* Begin *

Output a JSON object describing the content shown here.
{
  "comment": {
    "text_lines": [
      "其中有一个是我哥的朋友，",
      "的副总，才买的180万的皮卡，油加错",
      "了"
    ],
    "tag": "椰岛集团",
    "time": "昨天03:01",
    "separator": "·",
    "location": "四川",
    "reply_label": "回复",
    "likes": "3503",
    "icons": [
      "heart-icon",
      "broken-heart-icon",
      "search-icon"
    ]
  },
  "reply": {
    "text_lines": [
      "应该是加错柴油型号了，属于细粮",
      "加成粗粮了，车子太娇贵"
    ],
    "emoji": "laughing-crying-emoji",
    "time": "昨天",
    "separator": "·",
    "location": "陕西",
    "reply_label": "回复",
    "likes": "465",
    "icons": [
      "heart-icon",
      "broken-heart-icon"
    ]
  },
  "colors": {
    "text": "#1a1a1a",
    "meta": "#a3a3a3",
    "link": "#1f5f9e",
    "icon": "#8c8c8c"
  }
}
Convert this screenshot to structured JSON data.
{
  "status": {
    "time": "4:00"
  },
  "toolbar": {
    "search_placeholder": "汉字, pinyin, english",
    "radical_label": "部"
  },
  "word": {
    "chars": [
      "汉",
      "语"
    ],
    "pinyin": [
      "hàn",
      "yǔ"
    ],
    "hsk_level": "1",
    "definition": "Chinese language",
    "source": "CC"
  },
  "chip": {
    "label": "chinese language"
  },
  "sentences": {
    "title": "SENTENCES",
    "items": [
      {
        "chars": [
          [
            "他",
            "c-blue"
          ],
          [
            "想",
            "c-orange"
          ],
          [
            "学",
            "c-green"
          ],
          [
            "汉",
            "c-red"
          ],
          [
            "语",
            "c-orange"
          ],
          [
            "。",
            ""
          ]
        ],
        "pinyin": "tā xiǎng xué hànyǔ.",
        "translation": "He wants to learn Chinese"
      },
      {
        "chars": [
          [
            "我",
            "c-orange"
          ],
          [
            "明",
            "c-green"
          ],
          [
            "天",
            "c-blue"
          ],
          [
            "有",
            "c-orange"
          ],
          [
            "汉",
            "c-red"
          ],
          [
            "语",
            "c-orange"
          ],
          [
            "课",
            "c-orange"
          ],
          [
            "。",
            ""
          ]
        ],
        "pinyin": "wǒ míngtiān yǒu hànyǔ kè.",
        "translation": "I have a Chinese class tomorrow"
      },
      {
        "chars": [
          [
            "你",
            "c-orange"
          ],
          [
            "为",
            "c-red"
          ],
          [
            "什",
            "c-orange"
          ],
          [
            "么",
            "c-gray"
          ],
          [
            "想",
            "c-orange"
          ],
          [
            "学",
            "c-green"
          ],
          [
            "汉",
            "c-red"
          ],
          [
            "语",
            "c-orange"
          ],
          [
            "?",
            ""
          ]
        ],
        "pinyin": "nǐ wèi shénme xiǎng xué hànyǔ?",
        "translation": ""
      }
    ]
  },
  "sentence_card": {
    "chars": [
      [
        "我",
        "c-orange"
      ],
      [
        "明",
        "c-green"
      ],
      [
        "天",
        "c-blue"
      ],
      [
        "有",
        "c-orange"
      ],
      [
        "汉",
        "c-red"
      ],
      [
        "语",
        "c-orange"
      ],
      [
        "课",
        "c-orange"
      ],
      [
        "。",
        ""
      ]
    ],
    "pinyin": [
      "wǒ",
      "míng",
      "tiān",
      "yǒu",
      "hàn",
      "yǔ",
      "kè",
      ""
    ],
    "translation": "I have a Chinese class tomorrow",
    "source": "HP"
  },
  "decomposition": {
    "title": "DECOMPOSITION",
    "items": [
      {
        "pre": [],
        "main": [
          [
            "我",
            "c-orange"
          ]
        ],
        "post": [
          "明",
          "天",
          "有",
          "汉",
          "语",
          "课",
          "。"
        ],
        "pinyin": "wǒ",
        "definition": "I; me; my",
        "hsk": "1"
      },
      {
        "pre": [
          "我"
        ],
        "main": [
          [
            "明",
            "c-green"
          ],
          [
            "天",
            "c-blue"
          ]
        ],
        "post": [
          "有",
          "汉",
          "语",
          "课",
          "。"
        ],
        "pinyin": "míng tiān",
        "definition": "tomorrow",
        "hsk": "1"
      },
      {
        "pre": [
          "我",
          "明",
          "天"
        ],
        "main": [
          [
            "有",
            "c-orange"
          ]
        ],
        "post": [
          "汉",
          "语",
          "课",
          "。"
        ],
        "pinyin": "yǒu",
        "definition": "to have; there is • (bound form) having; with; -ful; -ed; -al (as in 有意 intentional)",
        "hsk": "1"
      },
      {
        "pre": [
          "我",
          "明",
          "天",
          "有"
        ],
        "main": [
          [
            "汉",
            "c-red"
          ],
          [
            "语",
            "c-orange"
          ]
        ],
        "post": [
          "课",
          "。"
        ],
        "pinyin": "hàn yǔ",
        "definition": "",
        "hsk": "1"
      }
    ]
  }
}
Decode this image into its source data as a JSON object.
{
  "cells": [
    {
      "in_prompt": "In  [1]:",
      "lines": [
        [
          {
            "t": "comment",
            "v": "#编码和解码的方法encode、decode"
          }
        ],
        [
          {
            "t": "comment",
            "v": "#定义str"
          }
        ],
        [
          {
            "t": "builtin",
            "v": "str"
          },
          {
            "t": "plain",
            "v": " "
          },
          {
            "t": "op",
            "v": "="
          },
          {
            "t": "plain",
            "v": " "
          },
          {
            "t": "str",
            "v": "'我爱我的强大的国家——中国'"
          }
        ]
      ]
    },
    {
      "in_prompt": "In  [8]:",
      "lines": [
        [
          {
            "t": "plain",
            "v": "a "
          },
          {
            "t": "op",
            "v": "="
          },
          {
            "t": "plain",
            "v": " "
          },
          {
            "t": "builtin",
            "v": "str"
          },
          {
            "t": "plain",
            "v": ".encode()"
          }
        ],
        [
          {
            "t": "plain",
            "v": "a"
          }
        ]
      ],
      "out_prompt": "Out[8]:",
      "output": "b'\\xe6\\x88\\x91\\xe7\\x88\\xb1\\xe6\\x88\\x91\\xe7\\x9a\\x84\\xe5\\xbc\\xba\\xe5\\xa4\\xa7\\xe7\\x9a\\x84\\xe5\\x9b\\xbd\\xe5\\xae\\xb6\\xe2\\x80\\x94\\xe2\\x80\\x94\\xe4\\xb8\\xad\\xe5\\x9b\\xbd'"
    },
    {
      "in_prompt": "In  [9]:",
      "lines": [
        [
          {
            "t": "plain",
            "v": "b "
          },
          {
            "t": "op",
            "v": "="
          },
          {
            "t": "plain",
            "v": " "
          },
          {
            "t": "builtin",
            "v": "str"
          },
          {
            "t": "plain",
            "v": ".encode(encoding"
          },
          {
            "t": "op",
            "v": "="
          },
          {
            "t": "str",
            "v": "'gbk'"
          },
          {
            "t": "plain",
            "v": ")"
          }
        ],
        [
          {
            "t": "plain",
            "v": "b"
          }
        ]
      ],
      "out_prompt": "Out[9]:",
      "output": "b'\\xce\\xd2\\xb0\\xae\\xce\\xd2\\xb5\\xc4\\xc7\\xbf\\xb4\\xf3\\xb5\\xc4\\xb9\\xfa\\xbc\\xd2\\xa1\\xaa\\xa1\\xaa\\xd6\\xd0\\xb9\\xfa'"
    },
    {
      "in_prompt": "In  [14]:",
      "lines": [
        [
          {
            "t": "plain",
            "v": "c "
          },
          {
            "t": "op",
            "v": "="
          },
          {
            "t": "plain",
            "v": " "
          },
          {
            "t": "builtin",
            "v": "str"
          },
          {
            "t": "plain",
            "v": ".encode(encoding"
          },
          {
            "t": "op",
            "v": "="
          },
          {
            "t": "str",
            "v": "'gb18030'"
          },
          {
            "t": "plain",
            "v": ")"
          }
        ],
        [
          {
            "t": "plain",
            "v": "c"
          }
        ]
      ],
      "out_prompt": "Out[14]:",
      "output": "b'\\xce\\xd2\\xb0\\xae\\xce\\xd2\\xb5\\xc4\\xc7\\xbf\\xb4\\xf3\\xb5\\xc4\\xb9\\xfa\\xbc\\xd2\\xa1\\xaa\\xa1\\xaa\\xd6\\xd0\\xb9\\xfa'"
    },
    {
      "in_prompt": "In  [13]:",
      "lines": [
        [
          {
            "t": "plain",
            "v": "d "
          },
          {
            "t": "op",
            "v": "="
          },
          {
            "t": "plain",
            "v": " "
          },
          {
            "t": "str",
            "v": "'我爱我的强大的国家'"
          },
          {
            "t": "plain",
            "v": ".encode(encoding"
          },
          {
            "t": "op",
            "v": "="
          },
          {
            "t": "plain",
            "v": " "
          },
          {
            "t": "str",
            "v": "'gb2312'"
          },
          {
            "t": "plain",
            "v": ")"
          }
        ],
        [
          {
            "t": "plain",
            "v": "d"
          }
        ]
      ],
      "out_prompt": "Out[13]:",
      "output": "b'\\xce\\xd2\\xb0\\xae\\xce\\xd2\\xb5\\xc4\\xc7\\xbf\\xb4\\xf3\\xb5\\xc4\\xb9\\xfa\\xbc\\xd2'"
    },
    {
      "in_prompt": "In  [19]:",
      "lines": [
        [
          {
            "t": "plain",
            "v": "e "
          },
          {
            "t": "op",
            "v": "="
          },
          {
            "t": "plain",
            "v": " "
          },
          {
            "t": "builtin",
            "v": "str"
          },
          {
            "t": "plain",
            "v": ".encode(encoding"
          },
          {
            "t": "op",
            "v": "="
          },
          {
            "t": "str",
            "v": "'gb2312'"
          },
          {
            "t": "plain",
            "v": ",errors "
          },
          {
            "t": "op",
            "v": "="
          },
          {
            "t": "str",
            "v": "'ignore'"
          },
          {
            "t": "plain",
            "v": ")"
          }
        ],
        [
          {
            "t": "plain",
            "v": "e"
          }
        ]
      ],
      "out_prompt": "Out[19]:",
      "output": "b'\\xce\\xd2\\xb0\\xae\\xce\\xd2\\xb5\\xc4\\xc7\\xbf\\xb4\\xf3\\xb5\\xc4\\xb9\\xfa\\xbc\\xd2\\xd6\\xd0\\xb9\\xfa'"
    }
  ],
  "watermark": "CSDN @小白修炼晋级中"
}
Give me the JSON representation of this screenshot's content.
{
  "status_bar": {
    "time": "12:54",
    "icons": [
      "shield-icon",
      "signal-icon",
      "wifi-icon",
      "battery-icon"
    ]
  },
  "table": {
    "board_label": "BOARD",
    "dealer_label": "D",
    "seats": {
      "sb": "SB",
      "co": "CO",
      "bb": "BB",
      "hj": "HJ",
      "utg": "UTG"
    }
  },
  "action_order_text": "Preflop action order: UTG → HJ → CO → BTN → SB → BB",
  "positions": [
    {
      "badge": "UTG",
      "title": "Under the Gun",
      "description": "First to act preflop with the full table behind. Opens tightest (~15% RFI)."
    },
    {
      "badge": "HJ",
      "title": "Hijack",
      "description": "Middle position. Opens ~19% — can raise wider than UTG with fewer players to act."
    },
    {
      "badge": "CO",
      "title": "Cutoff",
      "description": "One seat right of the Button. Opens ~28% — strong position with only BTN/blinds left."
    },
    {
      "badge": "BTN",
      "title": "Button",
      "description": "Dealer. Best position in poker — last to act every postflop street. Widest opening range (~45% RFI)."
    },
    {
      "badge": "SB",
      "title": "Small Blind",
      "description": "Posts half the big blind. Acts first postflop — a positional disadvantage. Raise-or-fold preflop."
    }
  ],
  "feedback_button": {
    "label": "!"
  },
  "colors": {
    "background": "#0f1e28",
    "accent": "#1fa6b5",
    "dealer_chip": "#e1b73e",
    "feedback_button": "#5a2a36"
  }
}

* End *

*Job*.
Look through the entries above; copy each line where the string "this" appears.

*Exercise response*.
Convert this screenshot to structured JSON data.
Decode this image into its source data as a JSON object.
Give me the JSON representation of this screenshot's content.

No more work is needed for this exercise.